Given problem => Return the entries below verbatim. Pictures stay out.

Extracted information =>

>>>

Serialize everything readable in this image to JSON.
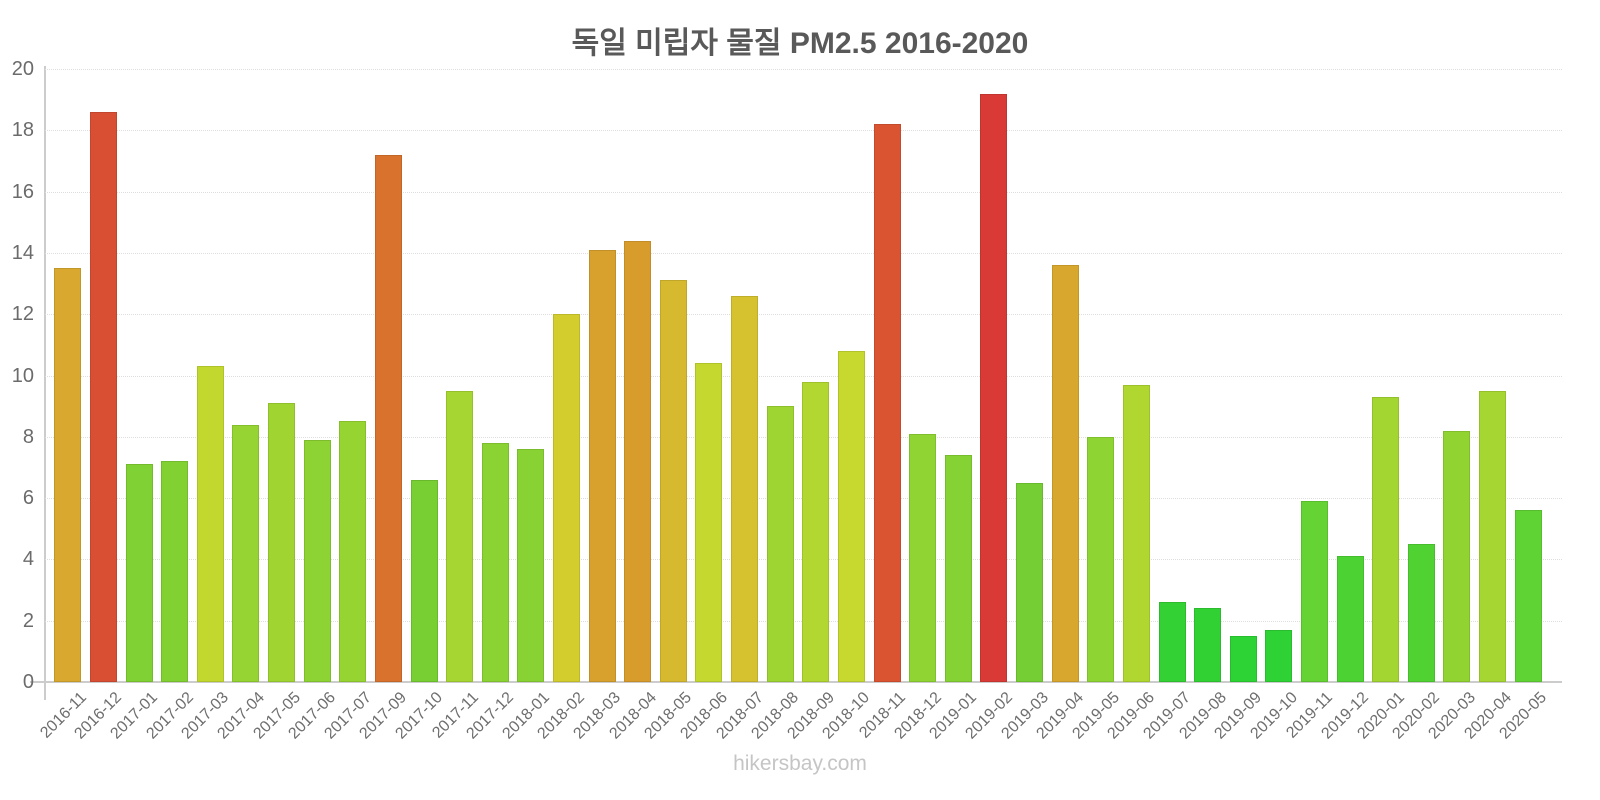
{
  "title": "독일 미립자 물질 PM2.5 2016-2020",
  "footer": "hikersbay.com",
  "chart_data": {
    "type": "bar",
    "title": "독일 미립자 물질 PM2.5 2016-2020",
    "xlabel": "",
    "ylabel": "",
    "ylim": [
      0,
      20
    ],
    "yticks": [
      0,
      2,
      4,
      6,
      8,
      10,
      12,
      14,
      16,
      18,
      20
    ],
    "grid": "horizontal-dotted",
    "legend": "none",
    "categories": [
      "2016-11",
      "2016-12",
      "2017-01",
      "2017-02",
      "2017-03",
      "2017-04",
      "2017-05",
      "2017-06",
      "2017-07",
      "2017-09",
      "2017-10",
      "2017-11",
      "2017-12",
      "2018-01",
      "2018-02",
      "2018-03",
      "2018-04",
      "2018-05",
      "2018-06",
      "2018-07",
      "2018-08",
      "2018-09",
      "2018-10",
      "2018-11",
      "2018-12",
      "2019-01",
      "2019-02",
      "2019-03",
      "2019-04",
      "2019-05",
      "2019-06",
      "2019-07",
      "2019-08",
      "2019-09",
      "2019-10",
      "2019-11",
      "2019-12",
      "2020-01",
      "2020-02",
      "2020-03",
      "2020-04",
      "2020-05"
    ],
    "values": [
      13.5,
      18.6,
      7.1,
      7.2,
      10.3,
      8.4,
      9.1,
      7.9,
      8.5,
      17.2,
      6.6,
      9.5,
      7.8,
      7.6,
      12,
      14.1,
      14.4,
      13.1,
      10.4,
      12.6,
      9,
      9.8,
      10.8,
      18.2,
      8.1,
      7.4,
      19.2,
      6.5,
      13.6,
      8,
      9.7,
      2.6,
      2.4,
      1.5,
      1.7,
      5.9,
      4.1,
      9.3,
      4.5,
      8.2,
      9.5,
      5.6
    ],
    "bar_colors": [
      "#d8a92e",
      "#d94f33",
      "#80d133",
      "#81d133",
      "#c3d82f",
      "#95d432",
      "#a0d531",
      "#8cd333",
      "#96d432",
      "#d9722d",
      "#77cf33",
      "#a6d631",
      "#8bd333",
      "#88d233",
      "#d3cd2e",
      "#d8a12d",
      "#d89c2d",
      "#d6b92e",
      "#c4d82f",
      "#d5c22e",
      "#9ed532",
      "#b1d730",
      "#c7d92f",
      "#da5431",
      "#8fd433",
      "#84d233",
      "#d93a35",
      "#75cf34",
      "#d8a82e",
      "#8ed433",
      "#afd730",
      "#33d133",
      "#31d134",
      "#2dd235",
      "#2ed235",
      "#65d334",
      "#4cd233",
      "#a3d631",
      "#50d233",
      "#91d432",
      "#a6d631",
      "#60d334"
    ]
  },
  "style": {
    "axis_color": "#cccccc",
    "gridline_color": "#dedede",
    "title_color": "#595959",
    "tick_label_color": "#6e6e6e",
    "footer_color": "#c5c5c5"
  }
}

<<<

Solution to this task =>
Serialize everything readable in this image to JSON.
{
  "title": "독일 미립자 물질 PM2.5 2016-2020",
  "footer": "hikersbay.com",
  "chart_data": {
    "type": "bar",
    "title": "독일 미립자 물질 PM2.5 2016-2020",
    "xlabel": "",
    "ylabel": "",
    "ylim": [
      0,
      20
    ],
    "yticks": [
      0,
      2,
      4,
      6,
      8,
      10,
      12,
      14,
      16,
      18,
      20
    ],
    "grid": "horizontal-dotted",
    "legend": "none",
    "categories": [
      "2016-11",
      "2016-12",
      "2017-01",
      "2017-02",
      "2017-03",
      "2017-04",
      "2017-05",
      "2017-06",
      "2017-07",
      "2017-09",
      "2017-10",
      "2017-11",
      "2017-12",
      "2018-01",
      "2018-02",
      "2018-03",
      "2018-04",
      "2018-05",
      "2018-06",
      "2018-07",
      "2018-08",
      "2018-09",
      "2018-10",
      "2018-11",
      "2018-12",
      "2019-01",
      "2019-02",
      "2019-03",
      "2019-04",
      "2019-05",
      "2019-06",
      "2019-07",
      "2019-08",
      "2019-09",
      "2019-10",
      "2019-11",
      "2019-12",
      "2020-01",
      "2020-02",
      "2020-03",
      "2020-04",
      "2020-05"
    ],
    "values": [
      13.5,
      18.6,
      7.1,
      7.2,
      10.3,
      8.4,
      9.1,
      7.9,
      8.5,
      17.2,
      6.6,
      9.5,
      7.8,
      7.6,
      12,
      14.1,
      14.4,
      13.1,
      10.4,
      12.6,
      9,
      9.8,
      10.8,
      18.2,
      8.1,
      7.4,
      19.2,
      6.5,
      13.6,
      8,
      9.7,
      2.6,
      2.4,
      1.5,
      1.7,
      5.9,
      4.1,
      9.3,
      4.5,
      8.2,
      9.5,
      5.6
    ],
    "bar_colors": [
      "#d8a92e",
      "#d94f33",
      "#80d133",
      "#81d133",
      "#c3d82f",
      "#95d432",
      "#a0d531",
      "#8cd333",
      "#96d432",
      "#d9722d",
      "#77cf33",
      "#a6d631",
      "#8bd333",
      "#88d233",
      "#d3cd2e",
      "#d8a12d",
      "#d89c2d",
      "#d6b92e",
      "#c4d82f",
      "#d5c22e",
      "#9ed532",
      "#b1d730",
      "#c7d92f",
      "#da5431",
      "#8fd433",
      "#84d233",
      "#d93a35",
      "#75cf34",
      "#d8a82e",
      "#8ed433",
      "#afd730",
      "#33d133",
      "#31d134",
      "#2dd235",
      "#2ed235",
      "#65d334",
      "#4cd233",
      "#a3d631",
      "#50d233",
      "#91d432",
      "#a6d631",
      "#60d334"
    ]
  },
  "style": {
    "axis_color": "#cccccc",
    "gridline_color": "#dedede",
    "title_color": "#595959",
    "tick_label_color": "#6e6e6e",
    "footer_color": "#c5c5c5"
  }
}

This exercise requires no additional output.